Exercise prompt =
Pick out every line that holds the string "structured" and copy it.
BEGIN Provided material
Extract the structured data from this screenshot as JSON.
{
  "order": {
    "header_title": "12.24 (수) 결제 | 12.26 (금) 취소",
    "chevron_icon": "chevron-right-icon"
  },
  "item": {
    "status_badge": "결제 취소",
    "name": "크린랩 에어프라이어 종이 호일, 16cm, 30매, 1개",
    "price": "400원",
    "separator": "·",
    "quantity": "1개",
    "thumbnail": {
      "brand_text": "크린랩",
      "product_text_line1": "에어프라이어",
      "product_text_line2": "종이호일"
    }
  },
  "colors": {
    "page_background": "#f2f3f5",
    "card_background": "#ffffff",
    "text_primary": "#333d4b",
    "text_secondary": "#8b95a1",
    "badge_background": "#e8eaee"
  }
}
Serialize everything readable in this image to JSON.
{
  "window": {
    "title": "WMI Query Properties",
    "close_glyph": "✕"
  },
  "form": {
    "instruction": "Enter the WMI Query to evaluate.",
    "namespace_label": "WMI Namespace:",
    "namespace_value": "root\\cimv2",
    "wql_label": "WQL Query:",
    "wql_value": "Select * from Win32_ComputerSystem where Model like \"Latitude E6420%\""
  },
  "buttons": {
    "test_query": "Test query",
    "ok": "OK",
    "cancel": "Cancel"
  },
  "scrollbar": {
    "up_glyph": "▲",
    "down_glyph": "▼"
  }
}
END Provided material
BEGIN Provided material
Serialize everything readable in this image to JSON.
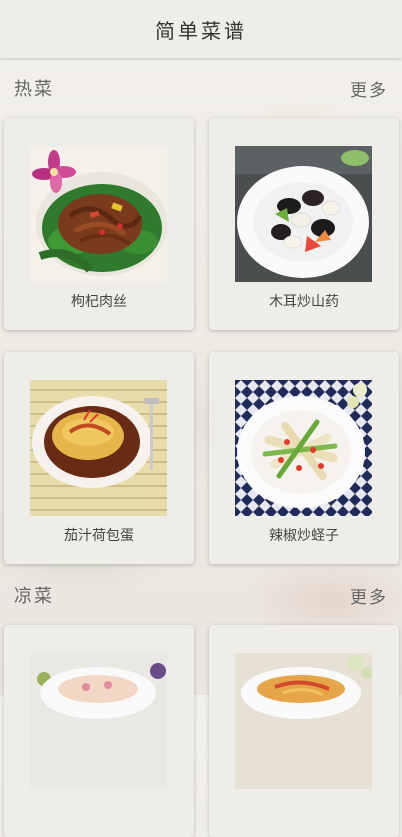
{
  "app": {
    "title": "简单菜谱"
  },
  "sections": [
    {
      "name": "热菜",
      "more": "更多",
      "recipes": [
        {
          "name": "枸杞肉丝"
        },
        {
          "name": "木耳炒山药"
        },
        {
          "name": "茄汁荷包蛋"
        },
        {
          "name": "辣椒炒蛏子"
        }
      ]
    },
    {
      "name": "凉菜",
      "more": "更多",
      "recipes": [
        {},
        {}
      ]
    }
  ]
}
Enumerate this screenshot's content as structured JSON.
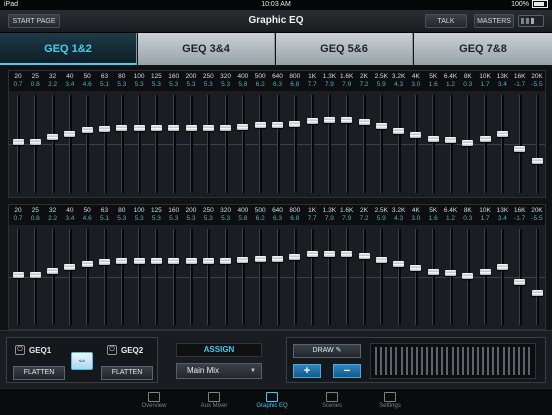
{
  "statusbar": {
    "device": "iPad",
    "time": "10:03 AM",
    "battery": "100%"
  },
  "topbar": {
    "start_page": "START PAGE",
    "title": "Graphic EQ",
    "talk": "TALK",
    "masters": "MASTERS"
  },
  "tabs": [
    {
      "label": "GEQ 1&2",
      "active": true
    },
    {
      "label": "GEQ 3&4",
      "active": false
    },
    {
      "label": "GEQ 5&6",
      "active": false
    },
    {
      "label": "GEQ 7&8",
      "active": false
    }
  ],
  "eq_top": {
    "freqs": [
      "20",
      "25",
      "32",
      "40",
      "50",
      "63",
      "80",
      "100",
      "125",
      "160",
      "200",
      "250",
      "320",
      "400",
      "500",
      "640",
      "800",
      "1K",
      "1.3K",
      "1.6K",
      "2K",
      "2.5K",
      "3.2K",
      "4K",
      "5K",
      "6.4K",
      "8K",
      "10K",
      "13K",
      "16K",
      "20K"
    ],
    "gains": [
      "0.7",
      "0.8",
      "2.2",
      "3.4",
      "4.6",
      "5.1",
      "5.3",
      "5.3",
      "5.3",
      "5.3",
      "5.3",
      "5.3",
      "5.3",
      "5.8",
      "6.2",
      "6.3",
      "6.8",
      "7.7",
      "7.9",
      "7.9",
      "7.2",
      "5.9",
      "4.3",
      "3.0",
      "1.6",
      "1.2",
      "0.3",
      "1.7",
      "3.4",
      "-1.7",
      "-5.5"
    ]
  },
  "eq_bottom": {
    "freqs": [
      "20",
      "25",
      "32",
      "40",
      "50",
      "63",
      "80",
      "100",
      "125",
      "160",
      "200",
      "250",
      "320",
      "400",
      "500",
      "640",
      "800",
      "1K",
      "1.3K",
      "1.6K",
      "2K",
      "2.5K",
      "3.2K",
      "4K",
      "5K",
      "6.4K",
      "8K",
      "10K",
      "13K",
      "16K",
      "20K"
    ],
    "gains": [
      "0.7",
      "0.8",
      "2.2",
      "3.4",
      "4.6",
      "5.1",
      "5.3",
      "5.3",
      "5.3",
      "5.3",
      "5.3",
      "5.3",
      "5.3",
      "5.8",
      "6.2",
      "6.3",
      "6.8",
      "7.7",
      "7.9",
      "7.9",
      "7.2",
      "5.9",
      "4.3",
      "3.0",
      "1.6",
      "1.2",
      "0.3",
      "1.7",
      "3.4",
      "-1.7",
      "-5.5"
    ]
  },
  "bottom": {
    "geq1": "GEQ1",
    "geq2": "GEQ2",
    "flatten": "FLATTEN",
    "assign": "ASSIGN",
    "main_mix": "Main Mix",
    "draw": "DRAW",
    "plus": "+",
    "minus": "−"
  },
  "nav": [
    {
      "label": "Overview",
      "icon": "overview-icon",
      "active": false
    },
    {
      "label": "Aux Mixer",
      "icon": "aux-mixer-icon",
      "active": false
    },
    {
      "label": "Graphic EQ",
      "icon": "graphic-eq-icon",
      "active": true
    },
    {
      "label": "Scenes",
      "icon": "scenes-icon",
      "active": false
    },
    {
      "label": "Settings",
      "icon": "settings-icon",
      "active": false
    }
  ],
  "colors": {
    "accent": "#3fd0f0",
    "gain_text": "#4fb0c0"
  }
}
END Provided material
Task response =
Extract the structured data from this screenshot as JSON.
Enumerate this screenshot's content as structured JSON.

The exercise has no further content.